■ TO DO
Give the data again, word for word.

[Dataset records]
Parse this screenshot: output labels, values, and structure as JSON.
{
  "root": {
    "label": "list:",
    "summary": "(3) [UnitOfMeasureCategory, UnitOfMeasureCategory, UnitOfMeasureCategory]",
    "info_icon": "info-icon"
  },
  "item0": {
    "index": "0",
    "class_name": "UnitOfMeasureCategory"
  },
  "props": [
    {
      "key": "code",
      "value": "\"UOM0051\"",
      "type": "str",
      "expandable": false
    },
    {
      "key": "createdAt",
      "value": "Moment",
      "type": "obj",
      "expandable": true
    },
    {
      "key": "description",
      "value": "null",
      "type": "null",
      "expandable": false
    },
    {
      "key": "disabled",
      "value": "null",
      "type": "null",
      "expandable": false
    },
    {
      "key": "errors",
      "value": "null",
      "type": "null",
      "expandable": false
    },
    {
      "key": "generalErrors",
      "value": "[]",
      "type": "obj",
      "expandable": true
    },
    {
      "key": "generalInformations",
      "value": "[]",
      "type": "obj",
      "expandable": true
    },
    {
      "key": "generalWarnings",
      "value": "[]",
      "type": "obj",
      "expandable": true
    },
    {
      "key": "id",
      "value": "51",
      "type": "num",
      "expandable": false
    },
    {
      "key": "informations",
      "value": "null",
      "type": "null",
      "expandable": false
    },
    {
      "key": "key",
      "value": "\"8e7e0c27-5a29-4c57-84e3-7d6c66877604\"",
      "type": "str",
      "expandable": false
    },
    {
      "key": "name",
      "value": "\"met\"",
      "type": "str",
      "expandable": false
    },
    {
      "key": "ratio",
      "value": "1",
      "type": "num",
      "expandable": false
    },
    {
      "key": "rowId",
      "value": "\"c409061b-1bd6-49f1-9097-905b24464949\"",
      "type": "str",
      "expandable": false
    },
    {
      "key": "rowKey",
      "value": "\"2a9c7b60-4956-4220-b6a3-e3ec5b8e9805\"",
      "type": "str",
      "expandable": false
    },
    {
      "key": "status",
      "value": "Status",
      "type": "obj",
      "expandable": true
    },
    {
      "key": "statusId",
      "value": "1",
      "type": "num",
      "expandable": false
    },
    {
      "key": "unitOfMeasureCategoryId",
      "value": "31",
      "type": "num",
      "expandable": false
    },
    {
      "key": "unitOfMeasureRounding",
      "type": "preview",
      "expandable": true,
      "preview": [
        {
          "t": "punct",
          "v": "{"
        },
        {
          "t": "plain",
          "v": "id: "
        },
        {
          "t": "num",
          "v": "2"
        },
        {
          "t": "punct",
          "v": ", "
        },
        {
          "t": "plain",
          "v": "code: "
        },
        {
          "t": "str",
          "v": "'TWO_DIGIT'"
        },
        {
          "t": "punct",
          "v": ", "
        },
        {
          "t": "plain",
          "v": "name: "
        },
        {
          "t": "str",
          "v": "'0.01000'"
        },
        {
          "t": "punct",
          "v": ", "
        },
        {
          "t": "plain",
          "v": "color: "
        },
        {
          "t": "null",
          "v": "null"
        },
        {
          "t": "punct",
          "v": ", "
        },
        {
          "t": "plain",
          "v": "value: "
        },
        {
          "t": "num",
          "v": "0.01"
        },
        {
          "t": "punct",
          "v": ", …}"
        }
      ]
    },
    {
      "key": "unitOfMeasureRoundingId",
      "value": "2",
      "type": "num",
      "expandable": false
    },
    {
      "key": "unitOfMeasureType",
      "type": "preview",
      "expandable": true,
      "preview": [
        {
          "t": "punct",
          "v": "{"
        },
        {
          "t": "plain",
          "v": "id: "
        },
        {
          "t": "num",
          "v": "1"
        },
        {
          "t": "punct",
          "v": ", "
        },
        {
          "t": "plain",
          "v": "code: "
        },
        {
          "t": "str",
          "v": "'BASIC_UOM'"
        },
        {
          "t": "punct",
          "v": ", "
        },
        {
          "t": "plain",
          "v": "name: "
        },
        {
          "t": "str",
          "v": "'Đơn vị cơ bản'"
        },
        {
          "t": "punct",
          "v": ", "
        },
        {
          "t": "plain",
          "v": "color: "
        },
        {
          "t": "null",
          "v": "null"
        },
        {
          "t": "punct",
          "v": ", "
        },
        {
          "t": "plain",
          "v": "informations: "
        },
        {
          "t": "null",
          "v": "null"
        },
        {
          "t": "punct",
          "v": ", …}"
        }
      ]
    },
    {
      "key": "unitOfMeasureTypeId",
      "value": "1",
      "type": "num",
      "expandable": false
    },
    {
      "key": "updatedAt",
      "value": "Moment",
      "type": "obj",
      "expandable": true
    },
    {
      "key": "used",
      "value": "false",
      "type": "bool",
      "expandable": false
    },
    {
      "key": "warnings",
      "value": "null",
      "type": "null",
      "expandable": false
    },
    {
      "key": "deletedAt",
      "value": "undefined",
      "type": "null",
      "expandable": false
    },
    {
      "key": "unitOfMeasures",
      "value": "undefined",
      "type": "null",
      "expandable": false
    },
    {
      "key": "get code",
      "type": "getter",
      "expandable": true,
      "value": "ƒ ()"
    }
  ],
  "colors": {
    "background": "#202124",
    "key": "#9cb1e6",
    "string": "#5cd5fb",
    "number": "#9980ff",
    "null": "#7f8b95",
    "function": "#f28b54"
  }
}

■ EXERCISE OUTPUT
Parse this screenshot: output labels, values, and structure as JSON.
{
  "root": {
    "label": "list:",
    "summary": "(3) [UnitOfMeasureCategory, UnitOfMeasureCategory, UnitOfMeasureCategory]",
    "info_icon": "info-icon"
  },
  "item0": {
    "index": "0",
    "class_name": "UnitOfMeasureCategory"
  },
  "props": [
    {
      "key": "code",
      "value": "\"UOM0051\"",
      "type": "str",
      "expandable": false
    },
    {
      "key": "createdAt",
      "value": "Moment",
      "type": "obj",
      "expandable": true
    },
    {
      "key": "description",
      "value": "null",
      "type": "null",
      "expandable": false
    },
    {
      "key": "disabled",
      "value": "null",
      "type": "null",
      "expandable": false
    },
    {
      "key": "errors",
      "value": "null",
      "type": "null",
      "expandable": false
    },
    {
      "key": "generalErrors",
      "value": "[]",
      "type": "obj",
      "expandable": true
    },
    {
      "key": "generalInformations",
      "value": "[]",
      "type": "obj",
      "expandable": true
    },
    {
      "key": "generalWarnings",
      "value": "[]",
      "type": "obj",
      "expandable": true
    },
    {
      "key": "id",
      "value": "51",
      "type": "num",
      "expandable": false
    },
    {
      "key": "informations",
      "value": "null",
      "type": "null",
      "expandable": false
    },
    {
      "key": "key",
      "value": "\"8e7e0c27-5a29-4c57-84e3-7d6c66877604\"",
      "type": "str",
      "expandable": false
    },
    {
      "key": "name",
      "value": "\"met\"",
      "type": "str",
      "expandable": false
    },
    {
      "key": "ratio",
      "value": "1",
      "type": "num",
      "expandable": false
    },
    {
      "key": "rowId",
      "value": "\"c409061b-1bd6-49f1-9097-905b24464949\"",
      "type": "str",
      "expandable": false
    },
    {
      "key": "rowKey",
      "value": "\"2a9c7b60-4956-4220-b6a3-e3ec5b8e9805\"",
      "type": "str",
      "expandable": false
    },
    {
      "key": "status",
      "value": "Status",
      "type": "obj",
      "expandable": true
    },
    {
      "key": "statusId",
      "value": "1",
      "type": "num",
      "expandable": false
    },
    {
      "key": "unitOfMeasureCategoryId",
      "value": "31",
      "type": "num",
      "expandable": false
    },
    {
      "key": "unitOfMeasureRounding",
      "type": "preview",
      "expandable": true,
      "preview": [
        {
          "t": "punct",
          "v": "{"
        },
        {
          "t": "plain",
          "v": "id: "
        },
        {
          "t": "num",
          "v": "2"
        },
        {
          "t": "punct",
          "v": ", "
        },
        {
          "t": "plain",
          "v": "code: "
        },
        {
          "t": "str",
          "v": "'TWO_DIGIT'"
        },
        {
          "t": "punct",
          "v": ", "
        },
        {
          "t": "plain",
          "v": "name: "
        },
        {
          "t": "str",
          "v": "'0.01000'"
        },
        {
          "t": "punct",
          "v": ", "
        },
        {
          "t": "plain",
          "v": "color: "
        },
        {
          "t": "null",
          "v": "null"
        },
        {
          "t": "punct",
          "v": ", "
        },
        {
          "t": "plain",
          "v": "value: "
        },
        {
          "t": "num",
          "v": "0.01"
        },
        {
          "t": "punct",
          "v": ", …}"
        }
      ]
    },
    {
      "key": "unitOfMeasureRoundingId",
      "value": "2",
      "type": "num",
      "expandable": false
    },
    {
      "key": "unitOfMeasureType",
      "type": "preview",
      "expandable": true,
      "preview": [
        {
          "t": "punct",
          "v": "{"
        },
        {
          "t": "plain",
          "v": "id: "
        },
        {
          "t": "num",
          "v": "1"
        },
        {
          "t": "punct",
          "v": ", "
        },
        {
          "t": "plain",
          "v": "code: "
        },
        {
          "t": "str",
          "v": "'BASIC_UOM'"
        },
        {
          "t": "punct",
          "v": ", "
        },
        {
          "t": "plain",
          "v": "name: "
        },
        {
          "t": "str",
          "v": "'Đơn vị cơ bản'"
        },
        {
          "t": "punct",
          "v": ", "
        },
        {
          "t": "plain",
          "v": "color: "
        },
        {
          "t": "null",
          "v": "null"
        },
        {
          "t": "punct",
          "v": ", "
        },
        {
          "t": "plain",
          "v": "informations: "
        },
        {
          "t": "null",
          "v": "null"
        },
        {
          "t": "punct",
          "v": ", …}"
        }
      ]
    },
    {
      "key": "unitOfMeasureTypeId",
      "value": "1",
      "type": "num",
      "expandable": false
    },
    {
      "key": "updatedAt",
      "value": "Moment",
      "type": "obj",
      "expandable": true
    },
    {
      "key": "used",
      "value": "false",
      "type": "bool",
      "expandable": false
    },
    {
      "key": "warnings",
      "value": "null",
      "type": "null",
      "expandable": false
    },
    {
      "key": "deletedAt",
      "value": "undefined",
      "type": "null",
      "expandable": false
    },
    {
      "key": "unitOfMeasures",
      "value": "undefined",
      "type": "null",
      "expandable": false
    },
    {
      "key": "get code",
      "type": "getter",
      "expandable": true,
      "value": "ƒ ()"
    }
  ],
  "colors": {
    "background": "#202124",
    "key": "#9cb1e6",
    "string": "#5cd5fb",
    "number": "#9980ff",
    "null": "#7f8b95",
    "function": "#f28b54"
  }
}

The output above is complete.